Quote the records beneath, complete and exact. Leave out images.
[START OF Record list]
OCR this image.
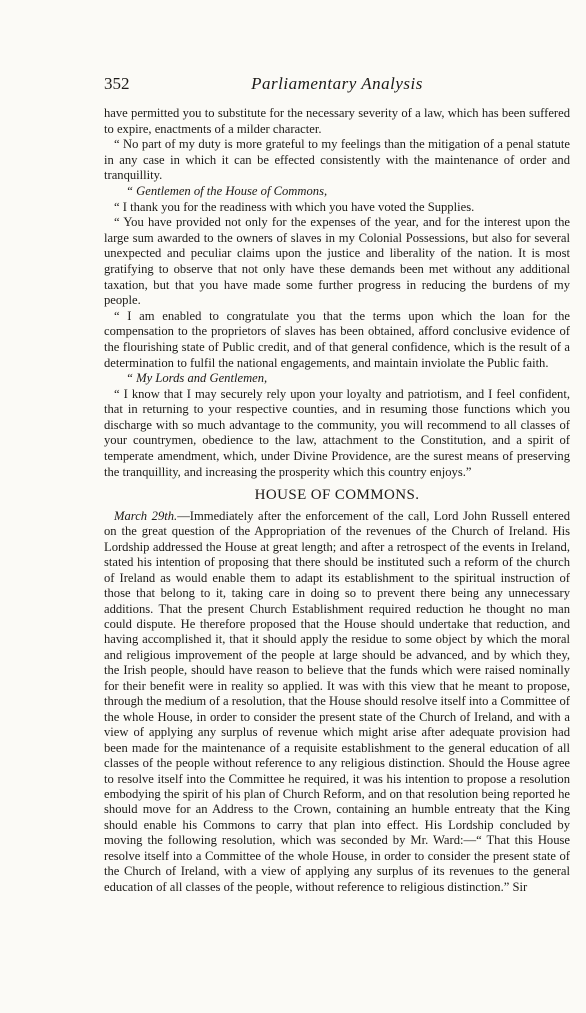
352	Parliamentary Analysis

have permitted you to substitute for the necessary severity of a law, which has been suffered to expire, enactments of a milder character.

“ No part of my duty is more grateful to my feelings than the mitigation of a penal statute in any case in which it can be effected consistently with the maintenance of order and tranquillity.

“ Gentlemen of the House of Commons,

“ I thank you for the readiness with which you have voted the Supplies.

“ You have provided not only for the expenses of the year, and for the interest upon the large sum awarded to the owners of slaves in my Colonial Possessions, but also for several unexpected and peculiar claims upon the justice and liberality of the nation. It is most gratifying to observe that not only have these demands been met without any additional taxation, but that you have made some further progress in reducing the burdens of my people.

“ I am enabled to congratulate you that the terms upon which the loan for the compensation to the proprietors of slaves has been obtained, afford conclusive evidence of the flourishing state of Public credit, and of that general confidence, which is the result of a determination to fulfil the national engagements, and maintain inviolate the Public faith.

“ My Lords and Gentlemen,

“ I know that I may securely rely upon your loyalty and patriotism, and I feel confident, that in returning to your respective counties, and in resuming those functions which you discharge with so much advantage to the community, you will recommend to all classes of your countrymen, obedience to the law, attachment to the Constitution, and a spirit of temperate amendment, which, under Divine Providence, are the surest means of preserving the tranquillity, and increasing the prosperity which this country enjoys.”

HOUSE OF COMMONS.

March 29th.—Immediately after the enforcement of the call, Lord John Russell entered on the great question of the Appropriation of the revenues of the Church of Ireland. His Lordship addressed the House at great length; and after a retrospect of the events in Ireland, stated his intention of proposing that there should be instituted such a reform of the church of Ireland as would enable them to adapt its establishment to the spiritual instruction of those that belong to it, taking care in doing so to prevent there being any unnecessary additions. That the present Church Establishment required reduction he thought no man could dispute. He therefore proposed that the House should undertake that reduction, and having accomplished it, that it should apply the residue to some object by which the moral and religious improvement of the people at large should be advanced, and by which they, the Irish people, should have reason to believe that the funds which were raised nominally for their benefit were in reality so applied. It was with this view that he meant to propose, through the medium of a resolution, that the House should resolve itself into a Committee of the whole House, in order to consider the present state of the Church of Ireland, and with a view of applying any surplus of revenue which might arise after adequate provision had been made for the maintenance of a requisite establishment to the general education of all classes of the people without reference to any religious distinction. Should the House agree to resolve itself into the Committee he required, it was his intention to propose a resolution embodying the spirit of his plan of Church Reform, and on that resolution being reported he should move for an Address to the Crown, containing an humble entreaty that the King should enable his Commons to carry that plan into effect. His Lordship concluded by moving the following resolution, which was seconded by Mr. Ward:—“ That this House resolve itself into a Committee of the whole House, in order to consider the present state of the Church of Ireland, with a view of applying any surplus of its revenues to the general education of all classes of the people, without reference to religious distinction.” Sir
[END OF Record list]
→ **Problem solution**
OCR this image.
352	Parliamentary Analysis

have permitted you to substitute for the necessary severity of a law, which has been suffered to expire, enactments of a milder character.

“ No part of my duty is more grateful to my feelings than the mitigation of a penal statute in any case in which it can be effected consistently with the maintenance of order and tranquillity.

“ Gentlemen of the House of Commons,

“ I thank you for the readiness with which you have voted the Supplies.

“ You have provided not only for the expenses of the year, and for the interest upon the large sum awarded to the owners of slaves in my Colonial Possessions, but also for several unexpected and peculiar claims upon the justice and liberality of the nation. It is most gratifying to observe that not only have these demands been met without any additional taxation, but that you have made some further progress in reducing the burdens of my people.

“ I am enabled to congratulate you that the terms upon which the loan for the compensation to the proprietors of slaves has been obtained, afford conclusive evidence of the flourishing state of Public credit, and of that general confidence, which is the result of a determination to fulfil the national engagements, and maintain inviolate the Public faith.

“ My Lords and Gentlemen,

“ I know that I may securely rely upon your loyalty and patriotism, and I feel confident, that in returning to your respective counties, and in resuming those functions which you discharge with so much advantage to the community, you will recommend to all classes of your countrymen, obedience to the law, attachment to the Constitution, and a spirit of temperate amendment, which, under Divine Providence, are the surest means of preserving the tranquillity, and increasing the prosperity which this country enjoys.”

HOUSE OF COMMONS.

March 29th.—Immediately after the enforcement of the call, Lord John Russell entered on the great question of the Appropriation of the revenues of the Church of Ireland. His Lordship addressed the House at great length; and after a retrospect of the events in Ireland, stated his intention of proposing that there should be instituted such a reform of the church of Ireland as would enable them to adapt its establishment to the spiritual instruction of those that belong to it, taking care in doing so to prevent there being any unnecessary additions. That the present Church Establishment required reduction he thought no man could dispute. He therefore proposed that the House should undertake that reduction, and having accomplished it, that it should apply the residue to some object by which the moral and religious improvement of the people at large should be advanced, and by which they, the Irish people, should have reason to believe that the funds which were raised nominally for their benefit were in reality so applied. It was with this view that he meant to propose, through the medium of a resolution, that the House should resolve itself into a Committee of the whole House, in order to consider the present state of the Church of Ireland, and with a view of applying any surplus of revenue which might arise after adequate provision had been made for the maintenance of a requisite establishment to the general education of all classes of the people without reference to any religious distinction. Should the House agree to resolve itself into the Committee he required, it was his intention to propose a resolution embodying the spirit of his plan of Church Reform, and on that resolution being reported he should move for an Address to the Crown, containing an humble entreaty that the King should enable his Commons to carry that plan into effect. His Lordship concluded by moving the following resolution, which was seconded by Mr. Ward:—“ That this House resolve itself into a Committee of the whole House, in order to consider the present state of the Church of Ireland, with a view of applying any surplus of its revenues to the general education of all classes of the people, without reference to religious distinction.” Sir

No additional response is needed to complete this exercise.